* Directions: Your task is to output all the records below, word for word.
# Start of Exercise data
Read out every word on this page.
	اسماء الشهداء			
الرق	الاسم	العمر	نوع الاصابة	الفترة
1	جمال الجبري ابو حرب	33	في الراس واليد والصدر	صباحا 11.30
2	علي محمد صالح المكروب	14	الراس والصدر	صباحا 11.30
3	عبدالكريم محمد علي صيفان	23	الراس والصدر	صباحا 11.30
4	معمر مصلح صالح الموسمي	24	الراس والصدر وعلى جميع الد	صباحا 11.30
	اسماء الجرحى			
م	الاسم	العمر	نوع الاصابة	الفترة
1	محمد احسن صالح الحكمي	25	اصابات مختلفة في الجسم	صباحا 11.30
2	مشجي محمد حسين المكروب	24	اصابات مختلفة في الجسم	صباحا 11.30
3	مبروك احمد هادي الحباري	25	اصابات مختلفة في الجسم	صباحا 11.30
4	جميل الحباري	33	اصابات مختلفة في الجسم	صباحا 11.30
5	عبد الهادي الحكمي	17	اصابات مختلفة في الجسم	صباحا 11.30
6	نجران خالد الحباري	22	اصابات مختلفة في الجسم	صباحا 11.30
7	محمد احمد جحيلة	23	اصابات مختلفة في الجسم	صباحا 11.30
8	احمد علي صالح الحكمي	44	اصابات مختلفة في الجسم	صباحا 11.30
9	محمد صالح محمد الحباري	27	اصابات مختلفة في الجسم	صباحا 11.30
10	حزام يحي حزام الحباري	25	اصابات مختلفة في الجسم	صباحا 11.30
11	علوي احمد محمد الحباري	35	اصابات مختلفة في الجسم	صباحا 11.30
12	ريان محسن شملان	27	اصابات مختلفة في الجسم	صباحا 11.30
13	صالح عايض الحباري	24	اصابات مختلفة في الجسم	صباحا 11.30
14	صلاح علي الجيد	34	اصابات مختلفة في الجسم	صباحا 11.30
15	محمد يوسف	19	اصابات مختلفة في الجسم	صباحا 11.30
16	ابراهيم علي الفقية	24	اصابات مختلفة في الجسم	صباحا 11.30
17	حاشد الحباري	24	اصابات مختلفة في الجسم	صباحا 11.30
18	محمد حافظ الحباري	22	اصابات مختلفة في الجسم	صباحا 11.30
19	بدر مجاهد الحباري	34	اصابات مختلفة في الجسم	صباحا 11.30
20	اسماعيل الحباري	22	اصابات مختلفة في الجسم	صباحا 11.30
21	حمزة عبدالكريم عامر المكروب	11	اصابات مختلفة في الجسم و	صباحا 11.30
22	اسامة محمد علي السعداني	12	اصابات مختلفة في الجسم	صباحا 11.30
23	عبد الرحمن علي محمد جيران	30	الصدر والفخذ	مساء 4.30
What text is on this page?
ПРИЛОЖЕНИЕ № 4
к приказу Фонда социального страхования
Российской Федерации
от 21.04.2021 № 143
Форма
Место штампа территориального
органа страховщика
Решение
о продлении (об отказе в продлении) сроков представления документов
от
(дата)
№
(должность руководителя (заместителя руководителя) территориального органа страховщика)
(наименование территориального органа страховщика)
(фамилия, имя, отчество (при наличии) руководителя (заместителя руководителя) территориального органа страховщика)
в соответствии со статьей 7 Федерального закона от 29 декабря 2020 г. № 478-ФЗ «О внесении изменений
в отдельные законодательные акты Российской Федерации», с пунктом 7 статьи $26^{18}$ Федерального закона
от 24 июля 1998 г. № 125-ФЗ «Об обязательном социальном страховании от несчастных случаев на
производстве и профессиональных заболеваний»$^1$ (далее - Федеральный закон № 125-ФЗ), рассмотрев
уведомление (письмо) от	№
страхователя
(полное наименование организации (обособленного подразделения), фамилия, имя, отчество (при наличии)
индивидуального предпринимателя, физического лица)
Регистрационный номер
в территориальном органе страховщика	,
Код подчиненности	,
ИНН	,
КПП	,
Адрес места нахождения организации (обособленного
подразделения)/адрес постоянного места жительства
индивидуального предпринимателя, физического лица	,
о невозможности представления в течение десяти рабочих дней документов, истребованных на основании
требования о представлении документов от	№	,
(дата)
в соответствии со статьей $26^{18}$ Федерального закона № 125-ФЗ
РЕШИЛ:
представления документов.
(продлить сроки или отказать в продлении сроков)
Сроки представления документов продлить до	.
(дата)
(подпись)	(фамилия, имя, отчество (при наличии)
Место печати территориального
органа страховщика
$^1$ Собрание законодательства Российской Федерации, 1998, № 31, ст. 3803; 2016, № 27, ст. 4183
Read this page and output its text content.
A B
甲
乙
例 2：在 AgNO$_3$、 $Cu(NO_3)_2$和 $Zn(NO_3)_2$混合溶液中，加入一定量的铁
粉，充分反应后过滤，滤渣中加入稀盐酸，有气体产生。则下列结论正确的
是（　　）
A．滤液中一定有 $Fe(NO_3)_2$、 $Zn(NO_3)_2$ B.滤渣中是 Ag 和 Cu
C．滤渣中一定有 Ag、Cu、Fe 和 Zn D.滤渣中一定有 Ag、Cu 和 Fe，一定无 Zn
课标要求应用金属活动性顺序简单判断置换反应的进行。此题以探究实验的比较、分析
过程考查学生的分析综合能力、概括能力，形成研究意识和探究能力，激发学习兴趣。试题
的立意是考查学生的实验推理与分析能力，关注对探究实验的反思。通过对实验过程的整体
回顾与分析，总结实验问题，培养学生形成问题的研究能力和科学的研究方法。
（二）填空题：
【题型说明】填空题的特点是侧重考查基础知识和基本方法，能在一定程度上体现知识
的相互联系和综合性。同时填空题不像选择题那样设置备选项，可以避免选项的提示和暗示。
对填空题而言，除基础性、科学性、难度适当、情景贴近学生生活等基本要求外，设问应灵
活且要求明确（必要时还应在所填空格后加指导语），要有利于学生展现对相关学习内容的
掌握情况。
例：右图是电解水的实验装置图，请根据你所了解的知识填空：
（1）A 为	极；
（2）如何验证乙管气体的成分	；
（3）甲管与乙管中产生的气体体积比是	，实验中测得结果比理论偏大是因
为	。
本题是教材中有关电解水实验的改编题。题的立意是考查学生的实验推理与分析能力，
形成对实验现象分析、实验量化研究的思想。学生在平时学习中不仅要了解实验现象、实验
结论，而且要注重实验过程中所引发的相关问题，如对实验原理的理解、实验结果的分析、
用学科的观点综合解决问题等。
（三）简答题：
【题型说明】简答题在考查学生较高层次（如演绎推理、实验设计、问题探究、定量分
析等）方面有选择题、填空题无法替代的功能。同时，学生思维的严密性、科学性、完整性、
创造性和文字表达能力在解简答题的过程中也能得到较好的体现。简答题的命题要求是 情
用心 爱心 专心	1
# End of Exercise data
* Exercise result:
Read out every word on this page.
	اسماء الشهداء			
الرق	الاسم	العمر	نوع الاصابة	الفترة
1	جمال الجبري ابو حرب	33	في الراس واليد والصدر	صباحا 11.30
2	علي محمد صالح المكروب	14	الراس والصدر	صباحا 11.30
3	عبدالكريم محمد علي صيفان	23	الراس والصدر	صباحا 11.30
4	معمر مصلح صالح الموسمي	24	الراس والصدر وعلى جميع الد	صباحا 11.30
	اسماء الجرحى			
م	الاسم	العمر	نوع الاصابة	الفترة
1	محمد احسن صالح الحكمي	25	اصابات مختلفة في الجسم	صباحا 11.30
2	مشجي محمد حسين المكروب	24	اصابات مختلفة في الجسم	صباحا 11.30
3	مبروك احمد هادي الحباري	25	اصابات مختلفة في الجسم	صباحا 11.30
4	جميل الحباري	33	اصابات مختلفة في الجسم	صباحا 11.30
5	عبد الهادي الحكمي	17	اصابات مختلفة في الجسم	صباحا 11.30
6	نجران خالد الحباري	22	اصابات مختلفة في الجسم	صباحا 11.30
7	محمد احمد جحيلة	23	اصابات مختلفة في الجسم	صباحا 11.30
8	احمد علي صالح الحكمي	44	اصابات مختلفة في الجسم	صباحا 11.30
9	محمد صالح محمد الحباري	27	اصابات مختلفة في الجسم	صباحا 11.30
10	حزام يحي حزام الحباري	25	اصابات مختلفة في الجسم	صباحا 11.30
11	علوي احمد محمد الحباري	35	اصابات مختلفة في الجسم	صباحا 11.30
12	ريان محسن شملان	27	اصابات مختلفة في الجسم	صباحا 11.30
13	صالح عايض الحباري	24	اصابات مختلفة في الجسم	صباحا 11.30
14	صلاح علي الجيد	34	اصابات مختلفة في الجسم	صباحا 11.30
15	محمد يوسف	19	اصابات مختلفة في الجسم	صباحا 11.30
16	ابراهيم علي الفقية	24	اصابات مختلفة في الجسم	صباحا 11.30
17	حاشد الحباري	24	اصابات مختلفة في الجسم	صباحا 11.30
18	محمد حافظ الحباري	22	اصابات مختلفة في الجسم	صباحا 11.30
19	بدر مجاهد الحباري	34	اصابات مختلفة في الجسم	صباحا 11.30
20	اسماعيل الحباري	22	اصابات مختلفة في الجسم	صباحا 11.30
21	حمزة عبدالكريم عامر المكروب	11	اصابات مختلفة في الجسم و	صباحا 11.30
22	اسامة محمد علي السعداني	12	اصابات مختلفة في الجسم	صباحا 11.30
23	عبد الرحمن علي محمد جيران	30	الصدر والفخذ	مساء 4.30
What text is on this page?
ПРИЛОЖЕНИЕ № 4
к приказу Фонда социального страхования
Российской Федерации
от 21.04.2021 № 143
Форма
Место штампа территориального
органа страховщика
Решение
о продлении (об отказе в продлении) сроков представления документов
от
(дата)
№
(должность руководителя (заместителя руководителя) территориального органа страховщика)
(наименование территориального органа страховщика)
(фамилия, имя, отчество (при наличии) руководителя (заместителя руководителя) территориального органа страховщика)
в соответствии со статьей 7 Федерального закона от 29 декабря 2020 г. № 478-ФЗ «О внесении изменений
в отдельные законодательные акты Российской Федерации», с пунктом 7 статьи $26^{18}$ Федерального закона
от 24 июля 1998 г. № 125-ФЗ «Об обязательном социальном страховании от несчастных случаев на
производстве и профессиональных заболеваний»$^1$ (далее - Федеральный закон № 125-ФЗ), рассмотрев
уведомление (письмо) от	№
страхователя
(полное наименование организации (обособленного подразделения), фамилия, имя, отчество (при наличии)
индивидуального предпринимателя, физического лица)
Регистрационный номер
в территориальном органе страховщика	,
Код подчиненности	,
ИНН	,
КПП	,
Адрес места нахождения организации (обособленного
подразделения)/адрес постоянного места жительства
индивидуального предпринимателя, физического лица	,
о невозможности представления в течение десяти рабочих дней документов, истребованных на основании
требования о представлении документов от	№	,
(дата)
в соответствии со статьей $26^{18}$ Федерального закона № 125-ФЗ
РЕШИЛ:
представления документов.
(продлить сроки или отказать в продлении сроков)
Сроки представления документов продлить до	.
(дата)
(подпись)	(фамилия, имя, отчество (при наличии)
Место печати территориального
органа страховщика
$^1$ Собрание законодательства Российской Федерации, 1998, № 31, ст. 3803; 2016, № 27, ст. 4183
Read this page and output its text content.
A B
甲
乙
例 2：在 AgNO$_3$、 $Cu(NO_3)_2$和 $Zn(NO_3)_2$混合溶液中，加入一定量的铁
粉，充分反应后过滤，滤渣中加入稀盐酸，有气体产生。则下列结论正确的
是（　　）
A．滤液中一定有 $Fe(NO_3)_2$、 $Zn(NO_3)_2$ B.滤渣中是 Ag 和 Cu
C．滤渣中一定有 Ag、Cu、Fe 和 Zn D.滤渣中一定有 Ag、Cu 和 Fe，一定无 Zn
课标要求应用金属活动性顺序简单判断置换反应的进行。此题以探究实验的比较、分析
过程考查学生的分析综合能力、概括能力，形成研究意识和探究能力，激发学习兴趣。试题
的立意是考查学生的实验推理与分析能力，关注对探究实验的反思。通过对实验过程的整体
回顾与分析，总结实验问题，培养学生形成问题的研究能力和科学的研究方法。
（二）填空题：
【题型说明】填空题的特点是侧重考查基础知识和基本方法，能在一定程度上体现知识
的相互联系和综合性。同时填空题不像选择题那样设置备选项，可以避免选项的提示和暗示。
对填空题而言，除基础性、科学性、难度适当、情景贴近学生生活等基本要求外，设问应灵
活且要求明确（必要时还应在所填空格后加指导语），要有利于学生展现对相关学习内容的
掌握情况。
例：右图是电解水的实验装置图，请根据你所了解的知识填空：
（1）A 为	极；
（2）如何验证乙管气体的成分	；
（3）甲管与乙管中产生的气体体积比是	，实验中测得结果比理论偏大是因
为	。
本题是教材中有关电解水实验的改编题。题的立意是考查学生的实验推理与分析能力，
形成对实验现象分析、实验量化研究的思想。学生在平时学习中不仅要了解实验现象、实验
结论，而且要注重实验过程中所引发的相关问题，如对实验原理的理解、实验结果的分析、
用学科的观点综合解决问题等。
（三）简答题：
【题型说明】简答题在考查学生较高层次（如演绎推理、实验设计、问题探究、定量分
析等）方面有选择题、填空题无法替代的功能。同时，学生思维的严密性、科学性、完整性、
创造性和文字表达能力在解简答题的过程中也能得到较好的体现。简答题的命题要求是 情
用心 爱心 专心	1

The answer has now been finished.